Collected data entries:
################

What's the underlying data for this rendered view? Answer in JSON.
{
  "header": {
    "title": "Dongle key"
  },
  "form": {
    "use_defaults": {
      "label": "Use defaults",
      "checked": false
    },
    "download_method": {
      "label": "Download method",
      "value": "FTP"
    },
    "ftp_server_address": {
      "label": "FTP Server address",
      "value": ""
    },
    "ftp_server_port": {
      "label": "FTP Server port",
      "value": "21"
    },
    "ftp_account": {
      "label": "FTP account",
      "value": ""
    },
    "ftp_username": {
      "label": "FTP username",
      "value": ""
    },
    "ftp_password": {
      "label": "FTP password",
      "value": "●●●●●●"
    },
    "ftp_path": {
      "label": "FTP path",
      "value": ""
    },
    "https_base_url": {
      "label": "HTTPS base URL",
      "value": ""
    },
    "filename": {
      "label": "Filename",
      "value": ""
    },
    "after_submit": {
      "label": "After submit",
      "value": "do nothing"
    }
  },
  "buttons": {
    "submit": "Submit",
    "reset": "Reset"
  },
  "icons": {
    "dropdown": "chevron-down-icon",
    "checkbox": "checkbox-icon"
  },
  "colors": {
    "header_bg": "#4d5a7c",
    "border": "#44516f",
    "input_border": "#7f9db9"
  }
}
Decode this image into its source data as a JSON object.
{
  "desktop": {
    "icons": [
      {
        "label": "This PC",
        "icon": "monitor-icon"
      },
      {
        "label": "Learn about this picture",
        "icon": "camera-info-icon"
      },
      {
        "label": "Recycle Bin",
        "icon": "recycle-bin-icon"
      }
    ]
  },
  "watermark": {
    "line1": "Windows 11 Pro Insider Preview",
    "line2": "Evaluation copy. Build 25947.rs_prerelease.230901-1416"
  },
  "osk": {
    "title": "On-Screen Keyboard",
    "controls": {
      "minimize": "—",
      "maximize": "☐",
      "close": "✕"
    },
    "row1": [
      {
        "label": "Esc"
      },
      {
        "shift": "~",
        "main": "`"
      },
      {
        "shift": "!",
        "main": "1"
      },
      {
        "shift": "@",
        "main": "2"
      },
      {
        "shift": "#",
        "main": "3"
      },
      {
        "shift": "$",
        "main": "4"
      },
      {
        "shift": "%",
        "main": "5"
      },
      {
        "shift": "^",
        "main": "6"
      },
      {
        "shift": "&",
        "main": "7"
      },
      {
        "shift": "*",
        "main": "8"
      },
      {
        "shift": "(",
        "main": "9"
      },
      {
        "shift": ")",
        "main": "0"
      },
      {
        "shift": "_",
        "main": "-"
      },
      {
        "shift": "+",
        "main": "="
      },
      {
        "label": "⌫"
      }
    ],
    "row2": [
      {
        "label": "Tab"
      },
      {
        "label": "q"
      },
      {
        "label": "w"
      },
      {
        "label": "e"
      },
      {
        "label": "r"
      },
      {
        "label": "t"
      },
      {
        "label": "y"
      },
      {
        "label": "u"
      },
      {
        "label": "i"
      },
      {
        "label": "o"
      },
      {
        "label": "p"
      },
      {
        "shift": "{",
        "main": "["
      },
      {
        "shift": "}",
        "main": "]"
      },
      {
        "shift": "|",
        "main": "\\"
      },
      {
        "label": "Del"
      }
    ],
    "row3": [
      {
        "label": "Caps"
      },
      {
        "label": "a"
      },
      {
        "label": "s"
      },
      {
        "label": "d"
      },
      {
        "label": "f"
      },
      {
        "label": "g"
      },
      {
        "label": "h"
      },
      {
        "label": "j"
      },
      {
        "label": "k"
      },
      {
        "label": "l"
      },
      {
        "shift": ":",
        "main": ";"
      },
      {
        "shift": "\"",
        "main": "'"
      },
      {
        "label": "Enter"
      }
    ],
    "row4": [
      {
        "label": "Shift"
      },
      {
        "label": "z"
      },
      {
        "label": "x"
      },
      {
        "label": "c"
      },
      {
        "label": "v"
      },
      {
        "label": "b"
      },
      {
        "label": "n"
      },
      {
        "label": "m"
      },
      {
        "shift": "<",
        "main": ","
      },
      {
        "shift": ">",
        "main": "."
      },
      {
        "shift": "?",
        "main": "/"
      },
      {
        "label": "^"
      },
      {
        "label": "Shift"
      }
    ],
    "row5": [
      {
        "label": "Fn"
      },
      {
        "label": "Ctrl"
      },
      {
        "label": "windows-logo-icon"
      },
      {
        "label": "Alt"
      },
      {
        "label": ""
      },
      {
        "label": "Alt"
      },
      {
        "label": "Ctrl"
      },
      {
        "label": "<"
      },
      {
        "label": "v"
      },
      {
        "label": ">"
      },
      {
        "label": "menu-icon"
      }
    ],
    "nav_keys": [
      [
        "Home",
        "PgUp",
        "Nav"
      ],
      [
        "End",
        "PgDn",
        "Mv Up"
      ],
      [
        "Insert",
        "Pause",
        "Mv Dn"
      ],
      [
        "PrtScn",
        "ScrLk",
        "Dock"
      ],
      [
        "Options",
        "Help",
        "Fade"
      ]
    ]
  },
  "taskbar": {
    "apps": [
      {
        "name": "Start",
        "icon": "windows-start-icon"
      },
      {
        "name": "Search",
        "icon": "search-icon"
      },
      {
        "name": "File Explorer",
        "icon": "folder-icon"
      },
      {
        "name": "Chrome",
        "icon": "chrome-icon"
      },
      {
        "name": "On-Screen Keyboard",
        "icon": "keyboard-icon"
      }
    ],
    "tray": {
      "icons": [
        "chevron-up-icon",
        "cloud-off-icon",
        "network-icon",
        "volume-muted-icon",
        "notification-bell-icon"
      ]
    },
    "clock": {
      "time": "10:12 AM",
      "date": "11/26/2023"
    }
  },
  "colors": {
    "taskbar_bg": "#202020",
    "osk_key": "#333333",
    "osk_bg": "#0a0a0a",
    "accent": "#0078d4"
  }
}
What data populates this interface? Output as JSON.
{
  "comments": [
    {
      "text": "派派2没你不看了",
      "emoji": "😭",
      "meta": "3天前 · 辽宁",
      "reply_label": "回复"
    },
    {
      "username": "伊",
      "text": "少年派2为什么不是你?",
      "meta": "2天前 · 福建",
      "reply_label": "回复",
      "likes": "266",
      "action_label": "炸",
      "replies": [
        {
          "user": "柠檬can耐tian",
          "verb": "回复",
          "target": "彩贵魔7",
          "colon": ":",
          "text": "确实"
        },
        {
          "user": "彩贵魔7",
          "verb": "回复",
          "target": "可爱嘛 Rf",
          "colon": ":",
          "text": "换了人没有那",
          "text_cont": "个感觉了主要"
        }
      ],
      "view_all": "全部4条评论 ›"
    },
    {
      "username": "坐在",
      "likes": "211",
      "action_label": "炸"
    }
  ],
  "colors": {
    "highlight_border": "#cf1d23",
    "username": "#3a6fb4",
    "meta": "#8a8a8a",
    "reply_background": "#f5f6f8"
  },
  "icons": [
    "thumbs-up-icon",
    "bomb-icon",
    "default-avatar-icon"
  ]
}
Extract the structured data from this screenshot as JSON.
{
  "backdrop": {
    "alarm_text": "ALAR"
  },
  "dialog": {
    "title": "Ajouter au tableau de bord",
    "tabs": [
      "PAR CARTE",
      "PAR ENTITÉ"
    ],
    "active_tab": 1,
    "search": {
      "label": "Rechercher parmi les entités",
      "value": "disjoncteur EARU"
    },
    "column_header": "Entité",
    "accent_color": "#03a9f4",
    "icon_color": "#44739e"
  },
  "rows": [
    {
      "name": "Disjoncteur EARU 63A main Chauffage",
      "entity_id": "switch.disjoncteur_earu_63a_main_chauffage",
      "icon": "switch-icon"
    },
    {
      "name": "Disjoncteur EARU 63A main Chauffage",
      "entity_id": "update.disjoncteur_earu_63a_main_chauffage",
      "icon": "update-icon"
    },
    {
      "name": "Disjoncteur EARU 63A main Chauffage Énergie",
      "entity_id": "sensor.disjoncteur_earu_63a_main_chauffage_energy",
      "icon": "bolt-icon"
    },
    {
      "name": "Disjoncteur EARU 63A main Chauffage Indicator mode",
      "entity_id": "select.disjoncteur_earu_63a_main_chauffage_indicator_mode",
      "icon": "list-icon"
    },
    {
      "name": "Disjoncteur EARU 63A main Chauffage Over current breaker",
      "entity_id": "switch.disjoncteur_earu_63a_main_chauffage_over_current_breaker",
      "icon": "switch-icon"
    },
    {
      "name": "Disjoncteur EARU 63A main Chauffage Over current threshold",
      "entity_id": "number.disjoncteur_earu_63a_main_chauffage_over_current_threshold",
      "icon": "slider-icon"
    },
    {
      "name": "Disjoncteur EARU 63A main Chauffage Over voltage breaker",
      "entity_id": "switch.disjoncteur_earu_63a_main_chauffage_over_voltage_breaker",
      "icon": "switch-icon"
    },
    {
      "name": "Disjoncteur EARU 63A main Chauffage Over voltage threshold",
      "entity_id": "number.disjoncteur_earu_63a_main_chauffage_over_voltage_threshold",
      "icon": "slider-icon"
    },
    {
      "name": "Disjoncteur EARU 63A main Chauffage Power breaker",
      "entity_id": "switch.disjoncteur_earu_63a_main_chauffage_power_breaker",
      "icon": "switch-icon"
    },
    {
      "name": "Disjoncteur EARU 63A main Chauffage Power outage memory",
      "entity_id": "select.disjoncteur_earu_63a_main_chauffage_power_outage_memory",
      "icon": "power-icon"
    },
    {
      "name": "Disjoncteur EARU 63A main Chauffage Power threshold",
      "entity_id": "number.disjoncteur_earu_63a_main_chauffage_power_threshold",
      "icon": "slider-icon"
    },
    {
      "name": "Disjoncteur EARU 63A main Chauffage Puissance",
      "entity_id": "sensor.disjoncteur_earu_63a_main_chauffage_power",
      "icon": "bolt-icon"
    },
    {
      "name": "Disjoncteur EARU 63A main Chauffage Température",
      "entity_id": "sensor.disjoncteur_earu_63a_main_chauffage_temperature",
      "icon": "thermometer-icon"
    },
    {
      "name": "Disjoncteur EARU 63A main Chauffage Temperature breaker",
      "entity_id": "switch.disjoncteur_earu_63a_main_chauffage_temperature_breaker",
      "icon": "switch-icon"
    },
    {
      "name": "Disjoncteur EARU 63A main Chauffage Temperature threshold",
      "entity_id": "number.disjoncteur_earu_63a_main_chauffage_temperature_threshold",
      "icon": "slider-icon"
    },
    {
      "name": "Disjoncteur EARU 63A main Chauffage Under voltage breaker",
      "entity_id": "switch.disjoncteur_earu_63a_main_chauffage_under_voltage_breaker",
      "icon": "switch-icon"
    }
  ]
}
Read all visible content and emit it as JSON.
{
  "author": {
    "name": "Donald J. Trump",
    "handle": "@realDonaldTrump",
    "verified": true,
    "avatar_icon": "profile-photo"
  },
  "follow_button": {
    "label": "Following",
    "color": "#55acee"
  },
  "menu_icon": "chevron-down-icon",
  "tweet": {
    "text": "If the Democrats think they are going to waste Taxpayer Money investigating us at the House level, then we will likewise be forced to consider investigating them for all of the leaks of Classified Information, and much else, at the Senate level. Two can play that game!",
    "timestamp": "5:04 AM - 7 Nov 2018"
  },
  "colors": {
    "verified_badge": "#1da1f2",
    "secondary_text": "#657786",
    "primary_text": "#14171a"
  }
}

################

# WHAT IS BEING ASKED
Only lines with the string "update" belong in your answer; copy each one.

# SOLUTION TO THIS TASK
      "entity_id": "update.disjoncteur_earu_63a_main_chauffage",
      "icon": "update-icon"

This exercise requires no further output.